- _Task to carry out_: The data below should be printed in full, exactly, and without any of its images.

- _Material to process_:
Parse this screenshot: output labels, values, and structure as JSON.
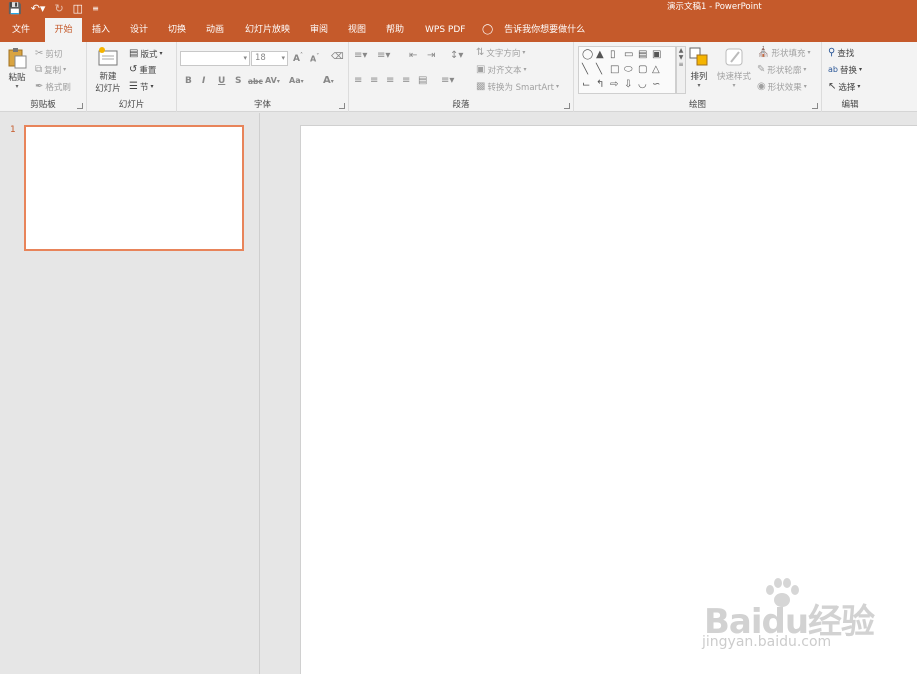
{
  "window": {
    "title": "演示文稿1 - PowerPoint",
    "accent_color": "#c55a2b"
  },
  "quick_access": {
    "items": [
      "save-icon",
      "undo-icon",
      "redo-icon",
      "start-slideshow-icon",
      "customize-qat-icon"
    ]
  },
  "tabs": [
    {
      "label": "文件",
      "active": false
    },
    {
      "label": "开始",
      "active": true
    },
    {
      "label": "插入",
      "active": false
    },
    {
      "label": "设计",
      "active": false
    },
    {
      "label": "切换",
      "active": false
    },
    {
      "label": "动画",
      "active": false
    },
    {
      "label": "幻灯片放映",
      "active": false
    },
    {
      "label": "审阅",
      "active": false
    },
    {
      "label": "视图",
      "active": false
    },
    {
      "label": "帮助",
      "active": false
    },
    {
      "label": "WPS PDF",
      "active": false
    }
  ],
  "tell_me": "告诉我你想要做什么",
  "ribbon": {
    "clipboard": {
      "label": "剪贴板",
      "paste": "粘贴",
      "cut": "剪切",
      "copy": "复制",
      "format_painter": "格式刷"
    },
    "slides": {
      "label": "幻灯片",
      "new_slide_line1": "新建",
      "new_slide_line2": "幻灯片",
      "layout": "版式",
      "reset": "重置",
      "section": "节"
    },
    "font": {
      "label": "字体",
      "font_name": "",
      "font_size": "18",
      "bold": "B",
      "italic": "I",
      "underline": "U",
      "shadow": "S",
      "strikethrough": "abc",
      "char_spacing": "AV",
      "change_case": "Aa",
      "font_color": "A",
      "grow": "A",
      "shrink": "A"
    },
    "paragraph": {
      "label": "段落",
      "text_direction": "文字方向",
      "align_text": "对齐文本",
      "convert_smartart": "转换为 SmartArt"
    },
    "drawing": {
      "label": "绘图",
      "arrange": "排列",
      "quick_styles": "快速样式",
      "shape_fill": "形状填充",
      "shape_outline": "形状轮廓",
      "shape_effects": "形状效果"
    },
    "editing": {
      "label": "编辑",
      "find": "查找",
      "replace": "替换",
      "select": "选择"
    }
  },
  "slides_panel": {
    "slides": [
      {
        "number": "1"
      }
    ]
  },
  "watermark": {
    "brand": "Baidu经验",
    "url": "jingyan.baidu.com"
  }
}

- _Solution to this task_:
Parse this screenshot: output labels, values, and structure as JSON.
{
  "window": {
    "title": "演示文稿1 - PowerPoint",
    "accent_color": "#c55a2b"
  },
  "quick_access": {
    "items": [
      "save-icon",
      "undo-icon",
      "redo-icon",
      "start-slideshow-icon",
      "customize-qat-icon"
    ]
  },
  "tabs": [
    {
      "label": "文件",
      "active": false
    },
    {
      "label": "开始",
      "active": true
    },
    {
      "label": "插入",
      "active": false
    },
    {
      "label": "设计",
      "active": false
    },
    {
      "label": "切换",
      "active": false
    },
    {
      "label": "动画",
      "active": false
    },
    {
      "label": "幻灯片放映",
      "active": false
    },
    {
      "label": "审阅",
      "active": false
    },
    {
      "label": "视图",
      "active": false
    },
    {
      "label": "帮助",
      "active": false
    },
    {
      "label": "WPS PDF",
      "active": false
    }
  ],
  "tell_me": "告诉我你想要做什么",
  "ribbon": {
    "clipboard": {
      "label": "剪贴板",
      "paste": "粘贴",
      "cut": "剪切",
      "copy": "复制",
      "format_painter": "格式刷"
    },
    "slides": {
      "label": "幻灯片",
      "new_slide_line1": "新建",
      "new_slide_line2": "幻灯片",
      "layout": "版式",
      "reset": "重置",
      "section": "节"
    },
    "font": {
      "label": "字体",
      "font_name": "",
      "font_size": "18",
      "bold": "B",
      "italic": "I",
      "underline": "U",
      "shadow": "S",
      "strikethrough": "abc",
      "char_spacing": "AV",
      "change_case": "Aa",
      "font_color": "A",
      "grow": "A",
      "shrink": "A"
    },
    "paragraph": {
      "label": "段落",
      "text_direction": "文字方向",
      "align_text": "对齐文本",
      "convert_smartart": "转换为 SmartArt"
    },
    "drawing": {
      "label": "绘图",
      "arrange": "排列",
      "quick_styles": "快速样式",
      "shape_fill": "形状填充",
      "shape_outline": "形状轮廓",
      "shape_effects": "形状效果"
    },
    "editing": {
      "label": "编辑",
      "find": "查找",
      "replace": "替换",
      "select": "选择"
    }
  },
  "slides_panel": {
    "slides": [
      {
        "number": "1"
      }
    ]
  },
  "watermark": {
    "brand": "Baidu经验",
    "url": "jingyan.baidu.com"
  }
}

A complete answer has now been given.